-- Start of Information given --
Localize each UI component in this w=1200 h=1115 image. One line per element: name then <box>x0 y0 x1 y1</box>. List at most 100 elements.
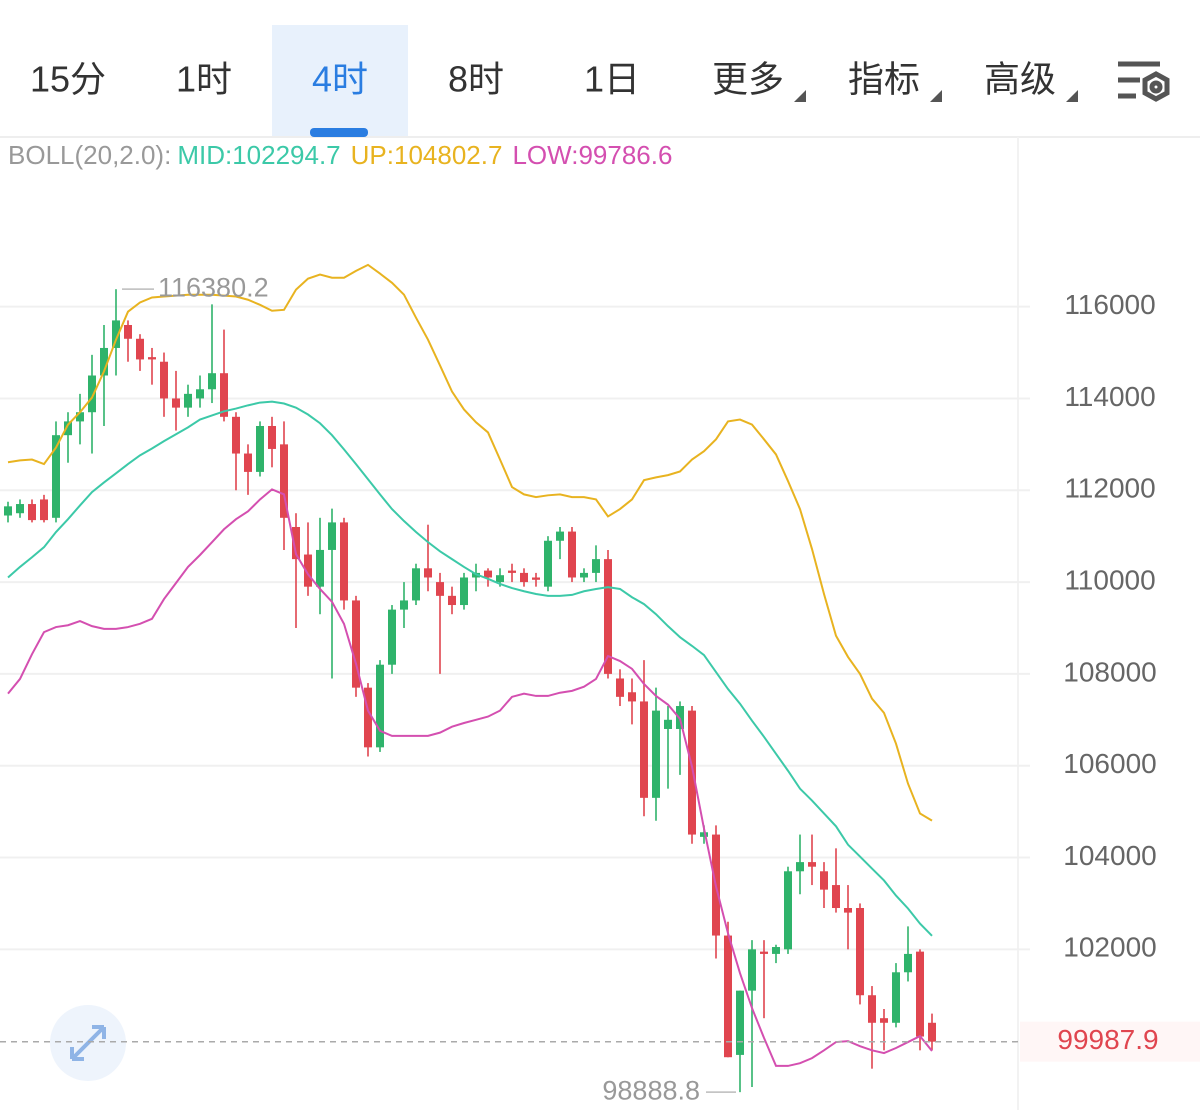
y-tick-label: 106000 <box>1063 748 1156 779</box>
candle-body <box>112 320 120 348</box>
tab-bar: 15分 1时 4时 8时 1日 更多 指标 高级 <box>0 25 1200 138</box>
candle-body <box>52 435 60 518</box>
candle-body <box>376 664 384 748</box>
candle-body <box>520 572 528 583</box>
dropdown-arrow <box>1066 90 1078 102</box>
tab[interactable]: 15分 <box>30 59 106 100</box>
settings-icon[interactable] <box>1118 61 1170 102</box>
min-label: 98888.8 <box>602 1075 700 1105</box>
tab[interactable]: 1日 <box>584 59 640 100</box>
candle-body <box>580 572 588 578</box>
candle-body <box>784 871 792 950</box>
boll-line <box>7 263 933 822</box>
candle-body <box>808 862 816 867</box>
candle-body <box>364 687 372 748</box>
candle-body <box>592 559 600 573</box>
y-tick-label: 110000 <box>1064 564 1155 595</box>
candle-body <box>556 531 564 541</box>
candle-body <box>76 412 84 422</box>
indicator-value: 102294.7 <box>232 140 340 170</box>
candle-body <box>232 416 240 454</box>
zoom-button[interactable] <box>50 1005 126 1081</box>
tab[interactable]: 指标 <box>848 59 920 100</box>
candle-body <box>184 393 192 408</box>
candle-body <box>208 373 216 390</box>
indicator-name: MID: <box>177 140 232 170</box>
tab[interactable]: 1时 <box>176 59 232 100</box>
candle-body <box>328 522 336 550</box>
candle-body <box>496 575 504 583</box>
y-tick-label: 104000 <box>1063 840 1156 871</box>
candle-body <box>292 526 300 560</box>
indicator-legend: BOLL(20,2.0): MID:102294.7 UP:104802.7 LOW:… <box>8 140 672 170</box>
candle-body <box>16 504 24 514</box>
candle-body <box>448 595 456 606</box>
candle-body <box>904 953 912 973</box>
candle-body <box>700 832 708 837</box>
indicator-value: 104802.7 <box>394 140 502 170</box>
candle-body <box>604 559 612 674</box>
candle-body <box>844 908 852 913</box>
tab[interactable]: 高级 <box>984 59 1056 100</box>
candle-body <box>340 522 348 601</box>
candle-body <box>412 568 420 601</box>
candle-body <box>688 710 696 835</box>
tab[interactable]: 8时 <box>448 59 504 100</box>
candle-body <box>544 540 552 587</box>
candle-body <box>388 609 396 665</box>
active-tab-bg <box>272 25 408 137</box>
max-label: 116380.2 <box>158 272 269 302</box>
candle-body <box>268 425 276 449</box>
candle-body <box>88 375 96 413</box>
candle-body <box>916 951 924 1037</box>
candle-body <box>748 949 756 991</box>
candle-body <box>4 506 12 516</box>
last-price-box <box>1020 1021 1200 1062</box>
candle-body <box>316 549 324 587</box>
y-tick-label: 108000 <box>1063 656 1156 687</box>
tab[interactable]: 更多 <box>712 59 784 100</box>
candle-body <box>196 389 204 399</box>
candle-body <box>772 947 780 954</box>
candle-body <box>352 600 360 688</box>
candle-body <box>256 425 264 472</box>
candle-body <box>100 347 108 376</box>
active-tab-indicator <box>310 128 368 137</box>
candle-body <box>160 361 168 399</box>
candle-body <box>664 719 672 729</box>
tab[interactable]: 4时 <box>312 59 368 100</box>
candle-body <box>124 325 132 339</box>
candle-body <box>400 600 408 610</box>
candle-body <box>220 373 228 417</box>
indicator-label: BOLL(20,2.0): <box>8 140 171 170</box>
candle-body <box>304 554 312 587</box>
candle-body <box>892 972 900 1023</box>
candle-body <box>484 570 492 578</box>
candle-body <box>136 338 144 360</box>
candle-body <box>244 453 252 472</box>
dropdown-arrow <box>930 90 942 102</box>
candle-body <box>724 935 732 1058</box>
boll-line <box>7 488 933 1067</box>
candle-body <box>172 398 180 408</box>
indicator-name: UP: <box>351 140 394 170</box>
candle-body <box>928 1022 936 1042</box>
candle-body <box>880 1018 888 1023</box>
candle-body <box>652 710 660 798</box>
candle-body <box>820 871 828 890</box>
candle-body <box>424 568 432 578</box>
candle-body <box>736 990 744 1055</box>
candle-body <box>280 444 288 518</box>
candle-body <box>460 577 468 606</box>
boll-line <box>7 400 933 937</box>
candle-body <box>628 692 636 702</box>
candle-body <box>616 678 624 697</box>
candle-body <box>148 357 156 360</box>
candle-body <box>64 421 72 436</box>
dropdown-arrow <box>794 90 806 102</box>
candle-body <box>532 577 540 580</box>
candle-body <box>28 504 36 521</box>
candle-body <box>640 701 648 798</box>
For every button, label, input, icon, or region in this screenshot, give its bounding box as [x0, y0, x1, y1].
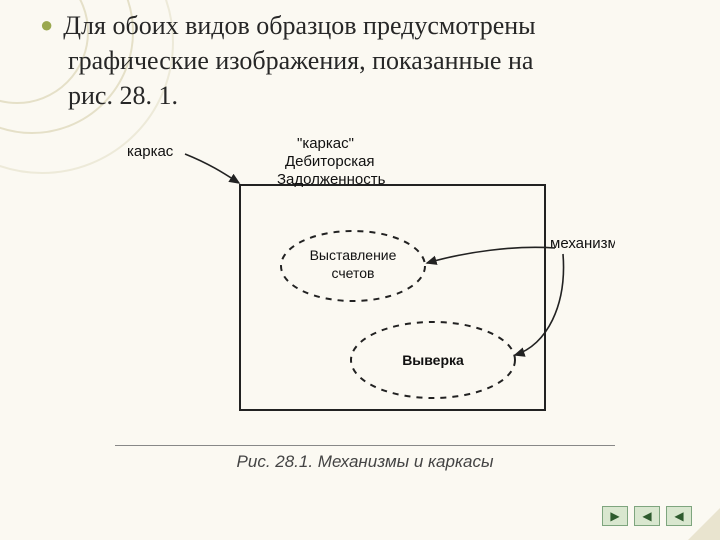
- bullet-line: Для обоих видов образцов предусмотрены: [63, 11, 535, 40]
- figure: "каркас" Дебиторская Задолженность карка…: [115, 130, 615, 472]
- diagram-svg: "каркас" Дебиторская Задолженность карка…: [115, 130, 615, 430]
- slide: ●Для обоих видов образцов предусмотрены …: [0, 0, 720, 540]
- nav-next-button[interactable]: ▶: [602, 506, 628, 526]
- label-mechanism: механизм: [550, 235, 615, 252]
- page-corner-fold-icon: [688, 508, 720, 540]
- arrow-mechanism-1: [427, 247, 555, 263]
- label-billing-2: счетов: [332, 265, 375, 281]
- nav-prev-button[interactable]: ◀: [634, 506, 660, 526]
- label-billing-1: Выставление: [310, 247, 397, 263]
- arrow-mechanism-2: [515, 254, 564, 355]
- label-karkas-quoted: "каркас": [297, 135, 354, 152]
- bullet-dot-icon: ●: [40, 12, 53, 37]
- label-reconcile: Выверка: [402, 352, 464, 368]
- label-zadolzhennost: Задолженность: [277, 171, 386, 188]
- bullet-line: рис. 28. 1.: [40, 78, 690, 113]
- arrow-karkas: [185, 154, 239, 183]
- label-karkas: каркас: [127, 143, 174, 160]
- bullet-line: графические изображения, показанные на: [40, 43, 690, 78]
- bullet-text: ●Для обоих видов образцов предусмотрены …: [40, 8, 690, 113]
- nav-buttons: ▶ ◀ ◀: [602, 506, 692, 526]
- figure-caption: Рис. 28.1. Механизмы и каркасы: [115, 452, 615, 472]
- frame-box: [240, 185, 545, 410]
- label-debitorskaya: Дебиторская: [285, 153, 375, 170]
- figure-separator: [115, 445, 615, 446]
-- End of Information given --
> What this task involves: Rewrite every line of the records above as a numbered list, leaving out blank lines and pictures.

> Exercise solution:
1. Localize each UI component in this w=1200 h=1115 image. One line per element: name then <box>x0 y0 x1 y1</box>. List at most 100 elements.
2. y-tick-label: 106000 <box>1063 748 1156 779</box>
3. candle-body <box>112 320 120 348</box>
4. tab-bar: 15分 1时 4时 8时 1日 更多 指标 高级 <box>0 25 1200 138</box>
5. candle-body <box>52 435 60 518</box>
6. candle-body <box>376 664 384 748</box>
7. candle-body <box>520 572 528 583</box>
8. dropdown-arrow <box>1066 90 1078 102</box>
9. tab[interactable]: 15分 <box>30 59 106 100</box>
10. settings-icon[interactable] <box>1118 61 1170 102</box>
11. min-label: 98888.8 <box>602 1075 700 1105</box>
12. tab[interactable]: 1日 <box>584 59 640 100</box>
13. candle-body <box>580 572 588 578</box>
14. candle-body <box>784 871 792 950</box>
15. boll-line <box>7 263 933 822</box>
16. candle-body <box>808 862 816 867</box>
17. candle-body <box>364 687 372 748</box>
18. candle-body <box>592 559 600 573</box>
19. y-tick-label: 110000 <box>1064 564 1155 595</box>
20. candle-body <box>556 531 564 541</box>
21. candle-body <box>76 412 84 422</box>
22. indicator-value: 102294.7 <box>232 140 340 170</box>
23. candle-body <box>232 416 240 454</box>
24. zoom-button[interactable] <box>50 1005 126 1081</box>
25. tab[interactable]: 指标 <box>848 59 920 100</box>
26. candle-body <box>184 393 192 408</box>
27. candle-body <box>208 373 216 390</box>
28. indicator-name: MID: <box>177 140 232 170</box>
29. tab[interactable]: 1时 <box>176 59 232 100</box>
30. candle-body <box>328 522 336 550</box>
31. candle-body <box>496 575 504 583</box>
32. y-tick-label: 104000 <box>1063 840 1156 871</box>
33. candle-body <box>292 526 300 560</box>
34. indicator-legend: BOLL(20,2.0): MID:102294.7 UP:104802.7 LOW:… <box>8 140 672 170</box>
35. candle-body <box>16 504 24 514</box>
36. candle-body <box>448 595 456 606</box>
37. candle-body <box>904 953 912 973</box>
38. candle-body <box>700 832 708 837</box>
39. indicator-value: 104802.7 <box>394 140 502 170</box>
40. candle-body <box>604 559 612 674</box>
41. candle-body <box>844 908 852 913</box>
42. tab[interactable]: 高级 <box>984 59 1056 100</box>
43. candle-body <box>340 522 348 601</box>
44. candle-body <box>412 568 420 601</box>
45. candle-body <box>688 710 696 835</box>
46. tab[interactable]: 8时 <box>448 59 504 100</box>
47. candle-body <box>544 540 552 587</box>
48. candle-body <box>388 609 396 665</box>
49. active-tab-bg <box>272 25 408 137</box>
50. max-label: 116380.2 <box>158 272 269 302</box>
51. candle-body <box>268 425 276 449</box>
52. candle-body <box>88 375 96 413</box>
53. candle-body <box>916 951 924 1037</box>
54. candle-body <box>748 949 756 991</box>
55. candle-body <box>4 506 12 516</box>
56. last-price-box <box>1020 1021 1200 1062</box>
57. candle-body <box>316 549 324 587</box>
58. y-tick-label: 108000 <box>1063 656 1156 687</box>
59. tab[interactable]: 更多 <box>712 59 784 100</box>
60. candle-body <box>196 389 204 399</box>
61. candle-body <box>772 947 780 954</box>
62. candle-body <box>352 600 360 688</box>
63. candle-body <box>256 425 264 472</box>
64. candle-body <box>100 347 108 376</box>
65. active-tab-indicator <box>310 128 368 137</box>
66. candle-body <box>160 361 168 399</box>
67. candle-body <box>664 719 672 729</box>
68. tab[interactable]: 4时 <box>312 59 368 100</box>
69. candle-body <box>124 325 132 339</box>
70. candle-body <box>400 600 408 610</box>
71. candle-body <box>220 373 228 417</box>
72. indicator-label: BOLL(20,2.0): <box>8 140 171 170</box>
73. candle-body <box>304 554 312 587</box>
74. candle-body <box>892 972 900 1023</box>
75. candle-body <box>484 570 492 578</box>
76. candle-body <box>136 338 144 360</box>
77. candle-body <box>244 453 252 472</box>
78. dropdown-arrow <box>930 90 942 102</box>
79. candle-body <box>724 935 732 1058</box>
80. boll-line <box>7 488 933 1067</box>
81. candle-body <box>172 398 180 408</box>
82. indicator-name: UP: <box>351 140 394 170</box>
83. candle-body <box>928 1022 936 1042</box>
84. candle-body <box>880 1018 888 1023</box>
85. candle-body <box>652 710 660 798</box>
86. candle-body <box>820 871 828 890</box>
87. candle-body <box>424 568 432 578</box>
88. candle-body <box>736 990 744 1055</box>
89. candle-body <box>280 444 288 518</box>
90. candle-body <box>460 577 468 606</box>
91. boll-line <box>7 400 933 937</box>
92. candle-body <box>628 692 636 702</box>
93. candle-body <box>616 678 624 697</box>
94. candle-body <box>148 357 156 360</box>
95. candle-body <box>64 421 72 436</box>
96. dropdown-arrow <box>794 90 806 102</box>
97. candle-body <box>532 577 540 580</box>
98. candle-body <box>28 504 36 521</box>
99. candle-body <box>640 701 648 798</box>
100. For every button, label, input, icon, or region in this screenshot, give its bounding box as [x0, y0, x1, y1].
101. - bullet-line: Для обоих видов образцов предусмотрены: [63, 11, 535, 40]
102. - figure: "каркас" Дебиторская Задолженность карка…: [115, 130, 615, 472]
103. - diagram-svg: "каркас" Дебиторская Задолженность карка…: [115, 130, 615, 430]
104. - slide: ●Для обоих видов образцов предусмотрены …: [0, 0, 720, 540]
105. - nav-next-button[interactable]: ▶: [602, 506, 628, 526]
106. - label-mechanism: механизм: [550, 235, 615, 252]
107. - page-corner-fold-icon: [688, 508, 720, 540]
108. - arrow-mechanism-1: [427, 247, 555, 263]
109. - label-billing-2: счетов: [332, 265, 375, 281]
110. - nav-prev-button[interactable]: ◀: [634, 506, 660, 526]
111. - label-billing-1: Выставление: [310, 247, 397, 263]
112. - arrow-mechanism-2: [515, 254, 564, 355]
113. - label-karkas-quoted: "каркас": [297, 135, 354, 152]
114. - bullet-dot-icon: ●: [40, 12, 53, 37]
115. - label-reconcile: Выверка: [402, 352, 464, 368]
116. - label-zadolzhennost: Задолженность: [277, 171, 386, 188]
117. - bullet-line: рис. 28. 1.: [40, 78, 690, 113]
118. - arrow-karkas: [185, 154, 239, 183]
119. - label-karkas: каркас: [127, 143, 174, 160]
120. - bullet-line: графические изображения, показанные на: [40, 43, 690, 78]
121. - bullet-text: ●Для обоих видов образцов предусмотрены …: [40, 8, 690, 113]
122. - nav-buttons: ▶ ◀ ◀: [602, 506, 692, 526]
123. - figure-caption: Рис. 28.1. Механизмы и каркасы: [115, 452, 615, 472]
124. - frame-box: [240, 185, 545, 410]
125. - label-debitorskaya: Дебиторская: [285, 153, 375, 170]
126. - figure-separator: [115, 445, 615, 446]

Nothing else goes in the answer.